Aim – Return the full listing exactly as it is written.

[Dataset listings of figures]
>> start

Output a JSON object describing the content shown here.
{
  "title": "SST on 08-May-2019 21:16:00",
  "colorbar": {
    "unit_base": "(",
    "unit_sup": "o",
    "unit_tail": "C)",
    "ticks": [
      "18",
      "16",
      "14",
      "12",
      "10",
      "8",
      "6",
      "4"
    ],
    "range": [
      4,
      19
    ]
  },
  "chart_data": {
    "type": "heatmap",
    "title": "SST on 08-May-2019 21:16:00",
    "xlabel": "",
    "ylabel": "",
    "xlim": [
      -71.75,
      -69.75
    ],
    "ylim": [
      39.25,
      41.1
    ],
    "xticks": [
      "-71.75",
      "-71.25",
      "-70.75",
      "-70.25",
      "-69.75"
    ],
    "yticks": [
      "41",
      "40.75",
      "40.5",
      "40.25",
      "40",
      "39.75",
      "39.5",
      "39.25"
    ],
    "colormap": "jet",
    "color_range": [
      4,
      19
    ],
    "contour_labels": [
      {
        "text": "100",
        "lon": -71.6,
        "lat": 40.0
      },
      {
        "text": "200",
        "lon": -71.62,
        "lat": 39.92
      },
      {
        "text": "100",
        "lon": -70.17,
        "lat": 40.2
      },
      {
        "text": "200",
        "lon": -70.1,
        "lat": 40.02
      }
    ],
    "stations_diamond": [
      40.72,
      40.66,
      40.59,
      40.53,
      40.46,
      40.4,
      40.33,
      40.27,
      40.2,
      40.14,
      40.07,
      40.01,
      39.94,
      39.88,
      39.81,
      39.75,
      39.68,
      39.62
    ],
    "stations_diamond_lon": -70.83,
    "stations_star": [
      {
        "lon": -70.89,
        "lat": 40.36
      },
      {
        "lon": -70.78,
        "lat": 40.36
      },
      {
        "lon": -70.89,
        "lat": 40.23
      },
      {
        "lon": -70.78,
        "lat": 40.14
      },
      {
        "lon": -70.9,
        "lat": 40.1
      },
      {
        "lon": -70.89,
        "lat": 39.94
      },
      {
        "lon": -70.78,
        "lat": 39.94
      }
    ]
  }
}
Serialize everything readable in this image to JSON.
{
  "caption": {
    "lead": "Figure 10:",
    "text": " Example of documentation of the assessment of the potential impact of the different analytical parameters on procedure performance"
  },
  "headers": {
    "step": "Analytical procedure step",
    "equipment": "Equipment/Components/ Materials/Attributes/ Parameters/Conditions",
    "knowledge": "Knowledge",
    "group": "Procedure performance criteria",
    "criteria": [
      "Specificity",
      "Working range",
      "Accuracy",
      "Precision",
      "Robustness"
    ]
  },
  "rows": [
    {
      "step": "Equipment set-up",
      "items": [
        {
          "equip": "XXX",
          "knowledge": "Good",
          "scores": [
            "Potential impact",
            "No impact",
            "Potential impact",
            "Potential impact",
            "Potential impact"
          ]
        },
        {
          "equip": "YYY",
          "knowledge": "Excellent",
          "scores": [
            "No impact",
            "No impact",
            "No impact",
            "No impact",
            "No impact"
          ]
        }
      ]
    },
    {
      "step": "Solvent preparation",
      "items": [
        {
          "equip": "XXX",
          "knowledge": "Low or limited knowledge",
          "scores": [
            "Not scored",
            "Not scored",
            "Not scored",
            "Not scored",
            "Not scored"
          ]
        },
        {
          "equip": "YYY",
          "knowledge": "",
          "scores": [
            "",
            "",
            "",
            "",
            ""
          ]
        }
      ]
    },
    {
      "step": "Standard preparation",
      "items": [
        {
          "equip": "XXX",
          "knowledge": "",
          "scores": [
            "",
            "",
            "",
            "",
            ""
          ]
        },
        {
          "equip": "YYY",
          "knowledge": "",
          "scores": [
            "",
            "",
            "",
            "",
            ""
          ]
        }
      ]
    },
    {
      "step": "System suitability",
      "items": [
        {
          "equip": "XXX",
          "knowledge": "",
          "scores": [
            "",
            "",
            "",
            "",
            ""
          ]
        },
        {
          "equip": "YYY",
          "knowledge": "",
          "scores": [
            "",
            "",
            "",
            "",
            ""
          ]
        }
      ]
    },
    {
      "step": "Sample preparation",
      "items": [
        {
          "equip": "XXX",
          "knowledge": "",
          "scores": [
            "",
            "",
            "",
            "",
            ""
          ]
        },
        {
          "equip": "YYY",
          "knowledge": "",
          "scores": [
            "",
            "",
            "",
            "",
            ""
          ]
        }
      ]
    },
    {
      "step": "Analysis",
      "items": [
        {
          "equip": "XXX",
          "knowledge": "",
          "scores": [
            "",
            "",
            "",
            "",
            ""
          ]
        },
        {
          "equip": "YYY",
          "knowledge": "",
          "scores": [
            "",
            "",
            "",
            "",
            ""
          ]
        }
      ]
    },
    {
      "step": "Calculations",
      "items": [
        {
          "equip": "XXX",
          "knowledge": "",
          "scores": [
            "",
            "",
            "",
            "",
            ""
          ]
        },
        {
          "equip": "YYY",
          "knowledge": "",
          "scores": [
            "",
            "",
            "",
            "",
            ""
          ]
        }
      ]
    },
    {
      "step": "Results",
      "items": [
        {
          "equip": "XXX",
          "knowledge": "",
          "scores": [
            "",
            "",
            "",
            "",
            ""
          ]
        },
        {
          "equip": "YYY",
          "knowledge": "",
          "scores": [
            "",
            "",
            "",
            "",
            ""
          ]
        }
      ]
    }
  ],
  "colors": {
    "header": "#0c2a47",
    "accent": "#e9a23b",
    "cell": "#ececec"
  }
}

>> end

Final answer –
Output a JSON object describing the content shown here.
{
  "title": "SST on 08-May-2019 21:16:00",
  "colorbar": {
    "unit_base": "(",
    "unit_sup": "o",
    "unit_tail": "C)",
    "ticks": [
      "18",
      "16",
      "14",
      "12",
      "10",
      "8",
      "6",
      "4"
    ],
    "range": [
      4,
      19
    ]
  },
  "chart_data": {
    "type": "heatmap",
    "title": "SST on 08-May-2019 21:16:00",
    "xlabel": "",
    "ylabel": "",
    "xlim": [
      -71.75,
      -69.75
    ],
    "ylim": [
      39.25,
      41.1
    ],
    "xticks": [
      "-71.75",
      "-71.25",
      "-70.75",
      "-70.25",
      "-69.75"
    ],
    "yticks": [
      "41",
      "40.75",
      "40.5",
      "40.25",
      "40",
      "39.75",
      "39.5",
      "39.25"
    ],
    "colormap": "jet",
    "color_range": [
      4,
      19
    ],
    "contour_labels": [
      {
        "text": "100",
        "lon": -71.6,
        "lat": 40.0
      },
      {
        "text": "200",
        "lon": -71.62,
        "lat": 39.92
      },
      {
        "text": "100",
        "lon": -70.17,
        "lat": 40.2
      },
      {
        "text": "200",
        "lon": -70.1,
        "lat": 40.02
      }
    ],
    "stations_diamond": [
      40.72,
      40.66,
      40.59,
      40.53,
      40.46,
      40.4,
      40.33,
      40.27,
      40.2,
      40.14,
      40.07,
      40.01,
      39.94,
      39.88,
      39.81,
      39.75,
      39.68,
      39.62
    ],
    "stations_diamond_lon": -70.83,
    "stations_star": [
      {
        "lon": -70.89,
        "lat": 40.36
      },
      {
        "lon": -70.78,
        "lat": 40.36
      },
      {
        "lon": -70.89,
        "lat": 40.23
      },
      {
        "lon": -70.78,
        "lat": 40.14
      },
      {
        "lon": -70.9,
        "lat": 40.1
      },
      {
        "lon": -70.89,
        "lat": 39.94
      },
      {
        "lon": -70.78,
        "lat": 39.94
      }
    ]
  }
}
Serialize everything readable in this image to JSON.
{
  "caption": {
    "lead": "Figure 10:",
    "text": " Example of documentation of the assessment of the potential impact of the different analytical parameters on procedure performance"
  },
  "headers": {
    "step": "Analytical procedure step",
    "equipment": "Equipment/Components/ Materials/Attributes/ Parameters/Conditions",
    "knowledge": "Knowledge",
    "group": "Procedure performance criteria",
    "criteria": [
      "Specificity",
      "Working range",
      "Accuracy",
      "Precision",
      "Robustness"
    ]
  },
  "rows": [
    {
      "step": "Equipment set-up",
      "items": [
        {
          "equip": "XXX",
          "knowledge": "Good",
          "scores": [
            "Potential impact",
            "No impact",
            "Potential impact",
            "Potential impact",
            "Potential impact"
          ]
        },
        {
          "equip": "YYY",
          "knowledge": "Excellent",
          "scores": [
            "No impact",
            "No impact",
            "No impact",
            "No impact",
            "No impact"
          ]
        }
      ]
    },
    {
      "step": "Solvent preparation",
      "items": [
        {
          "equip": "XXX",
          "knowledge": "Low or limited knowledge",
          "scores": [
            "Not scored",
            "Not scored",
            "Not scored",
            "Not scored",
            "Not scored"
          ]
        },
        {
          "equip": "YYY",
          "knowledge": "",
          "scores": [
            "",
            "",
            "",
            "",
            ""
          ]
        }
      ]
    },
    {
      "step": "Standard preparation",
      "items": [
        {
          "equip": "XXX",
          "knowledge": "",
          "scores": [
            "",
            "",
            "",
            "",
            ""
          ]
        },
        {
          "equip": "YYY",
          "knowledge": "",
          "scores": [
            "",
            "",
            "",
            "",
            ""
          ]
        }
      ]
    },
    {
      "step": "System suitability",
      "items": [
        {
          "equip": "XXX",
          "knowledge": "",
          "scores": [
            "",
            "",
            "",
            "",
            ""
          ]
        },
        {
          "equip": "YYY",
          "knowledge": "",
          "scores": [
            "",
            "",
            "",
            "",
            ""
          ]
        }
      ]
    },
    {
      "step": "Sample preparation",
      "items": [
        {
          "equip": "XXX",
          "knowledge": "",
          "scores": [
            "",
            "",
            "",
            "",
            ""
          ]
        },
        {
          "equip": "YYY",
          "knowledge": "",
          "scores": [
            "",
            "",
            "",
            "",
            ""
          ]
        }
      ]
    },
    {
      "step": "Analysis",
      "items": [
        {
          "equip": "XXX",
          "knowledge": "",
          "scores": [
            "",
            "",
            "",
            "",
            ""
          ]
        },
        {
          "equip": "YYY",
          "knowledge": "",
          "scores": [
            "",
            "",
            "",
            "",
            ""
          ]
        }
      ]
    },
    {
      "step": "Calculations",
      "items": [
        {
          "equip": "XXX",
          "knowledge": "",
          "scores": [
            "",
            "",
            "",
            "",
            ""
          ]
        },
        {
          "equip": "YYY",
          "knowledge": "",
          "scores": [
            "",
            "",
            "",
            "",
            ""
          ]
        }
      ]
    },
    {
      "step": "Results",
      "items": [
        {
          "equip": "XXX",
          "knowledge": "",
          "scores": [
            "",
            "",
            "",
            "",
            ""
          ]
        },
        {
          "equip": "YYY",
          "knowledge": "",
          "scores": [
            "",
            "",
            "",
            "",
            ""
          ]
        }
      ]
    }
  ],
  "colors": {
    "header": "#0c2a47",
    "accent": "#e9a23b",
    "cell": "#ececec"
  }
}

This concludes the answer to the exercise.